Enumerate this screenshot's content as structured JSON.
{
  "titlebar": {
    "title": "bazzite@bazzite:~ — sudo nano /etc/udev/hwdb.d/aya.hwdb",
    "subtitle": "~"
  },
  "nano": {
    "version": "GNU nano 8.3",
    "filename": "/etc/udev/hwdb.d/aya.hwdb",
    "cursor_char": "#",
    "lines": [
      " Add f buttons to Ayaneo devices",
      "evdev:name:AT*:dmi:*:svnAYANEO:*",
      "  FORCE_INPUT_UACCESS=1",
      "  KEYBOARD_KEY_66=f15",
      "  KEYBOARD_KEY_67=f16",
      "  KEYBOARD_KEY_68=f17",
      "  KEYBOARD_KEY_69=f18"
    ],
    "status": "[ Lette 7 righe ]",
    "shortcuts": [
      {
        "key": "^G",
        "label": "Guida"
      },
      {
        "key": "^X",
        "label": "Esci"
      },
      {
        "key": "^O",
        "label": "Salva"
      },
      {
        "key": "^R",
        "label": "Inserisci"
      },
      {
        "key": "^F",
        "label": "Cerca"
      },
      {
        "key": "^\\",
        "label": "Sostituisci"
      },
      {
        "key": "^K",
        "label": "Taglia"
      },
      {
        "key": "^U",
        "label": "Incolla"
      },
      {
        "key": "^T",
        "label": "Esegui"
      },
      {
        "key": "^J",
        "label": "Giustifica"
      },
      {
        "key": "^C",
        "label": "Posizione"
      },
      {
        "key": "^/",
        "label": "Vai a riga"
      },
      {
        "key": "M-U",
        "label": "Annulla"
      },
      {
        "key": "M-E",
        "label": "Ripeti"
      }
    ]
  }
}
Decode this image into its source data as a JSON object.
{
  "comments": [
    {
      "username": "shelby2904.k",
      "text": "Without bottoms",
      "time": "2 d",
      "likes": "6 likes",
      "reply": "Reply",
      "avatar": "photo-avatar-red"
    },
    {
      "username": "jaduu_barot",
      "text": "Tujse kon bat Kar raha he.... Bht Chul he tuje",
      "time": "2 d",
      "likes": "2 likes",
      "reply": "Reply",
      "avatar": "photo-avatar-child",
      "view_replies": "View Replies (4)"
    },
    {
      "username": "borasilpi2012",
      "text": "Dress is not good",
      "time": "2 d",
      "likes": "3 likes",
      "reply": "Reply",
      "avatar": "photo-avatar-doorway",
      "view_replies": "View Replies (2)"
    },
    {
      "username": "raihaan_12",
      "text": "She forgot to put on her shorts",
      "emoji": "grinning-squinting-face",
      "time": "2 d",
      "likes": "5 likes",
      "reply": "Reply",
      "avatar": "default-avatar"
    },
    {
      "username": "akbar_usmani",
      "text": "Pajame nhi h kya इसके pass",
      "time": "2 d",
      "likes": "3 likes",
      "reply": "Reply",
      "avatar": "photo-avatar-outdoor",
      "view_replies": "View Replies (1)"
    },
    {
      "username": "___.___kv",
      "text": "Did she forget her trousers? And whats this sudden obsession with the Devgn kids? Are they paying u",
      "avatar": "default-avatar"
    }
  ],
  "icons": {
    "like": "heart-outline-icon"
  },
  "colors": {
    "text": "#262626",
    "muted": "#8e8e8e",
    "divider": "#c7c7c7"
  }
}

##############################

# [WHAT NEEDS TO BE DONE]
Copy out each record exactly as given, omitting none.

# [EXERCISE OUTPUT]
Enumerate this screenshot's content as structured JSON.
{
  "titlebar": {
    "title": "bazzite@bazzite:~ — sudo nano /etc/udev/hwdb.d/aya.hwdb",
    "subtitle": "~"
  },
  "nano": {
    "version": "GNU nano 8.3",
    "filename": "/etc/udev/hwdb.d/aya.hwdb",
    "cursor_char": "#",
    "lines": [
      " Add f buttons to Ayaneo devices",
      "evdev:name:AT*:dmi:*:svnAYANEO:*",
      "  FORCE_INPUT_UACCESS=1",
      "  KEYBOARD_KEY_66=f15",
      "  KEYBOARD_KEY_67=f16",
      "  KEYBOARD_KEY_68=f17",
      "  KEYBOARD_KEY_69=f18"
    ],
    "status": "[ Lette 7 righe ]",
    "shortcuts": [
      {
        "key": "^G",
        "label": "Guida"
      },
      {
        "key": "^X",
        "label": "Esci"
      },
      {
        "key": "^O",
        "label": "Salva"
      },
      {
        "key": "^R",
        "label": "Inserisci"
      },
      {
        "key": "^F",
        "label": "Cerca"
      },
      {
        "key": "^\\",
        "label": "Sostituisci"
      },
      {
        "key": "^K",
        "label": "Taglia"
      },
      {
        "key": "^U",
        "label": "Incolla"
      },
      {
        "key": "^T",
        "label": "Esegui"
      },
      {
        "key": "^J",
        "label": "Giustifica"
      },
      {
        "key": "^C",
        "label": "Posizione"
      },
      {
        "key": "^/",
        "label": "Vai a riga"
      },
      {
        "key": "M-U",
        "label": "Annulla"
      },
      {
        "key": "M-E",
        "label": "Ripeti"
      }
    ]
  }
}
Decode this image into its source data as a JSON object.
{
  "comments": [
    {
      "username": "shelby2904.k",
      "text": "Without bottoms",
      "time": "2 d",
      "likes": "6 likes",
      "reply": "Reply",
      "avatar": "photo-avatar-red"
    },
    {
      "username": "jaduu_barot",
      "text": "Tujse kon bat Kar raha he.... Bht Chul he tuje",
      "time": "2 d",
      "likes": "2 likes",
      "reply": "Reply",
      "avatar": "photo-avatar-child",
      "view_replies": "View Replies (4)"
    },
    {
      "username": "borasilpi2012",
      "text": "Dress is not good",
      "time": "2 d",
      "likes": "3 likes",
      "reply": "Reply",
      "avatar": "photo-avatar-doorway",
      "view_replies": "View Replies (2)"
    },
    {
      "username": "raihaan_12",
      "text": "She forgot to put on her shorts",
      "emoji": "grinning-squinting-face",
      "time": "2 d",
      "likes": "5 likes",
      "reply": "Reply",
      "avatar": "default-avatar"
    },
    {
      "username": "akbar_usmani",
      "text": "Pajame nhi h kya इसके pass",
      "time": "2 d",
      "likes": "3 likes",
      "reply": "Reply",
      "avatar": "photo-avatar-outdoor",
      "view_replies": "View Replies (1)"
    },
    {
      "username": "___.___kv",
      "text": "Did she forget her trousers? And whats this sudden obsession with the Devgn kids? Are they paying u",
      "avatar": "default-avatar"
    }
  ],
  "icons": {
    "like": "heart-outline-icon"
  },
  "colors": {
    "text": "#262626",
    "muted": "#8e8e8e",
    "divider": "#c7c7c7"
  }
}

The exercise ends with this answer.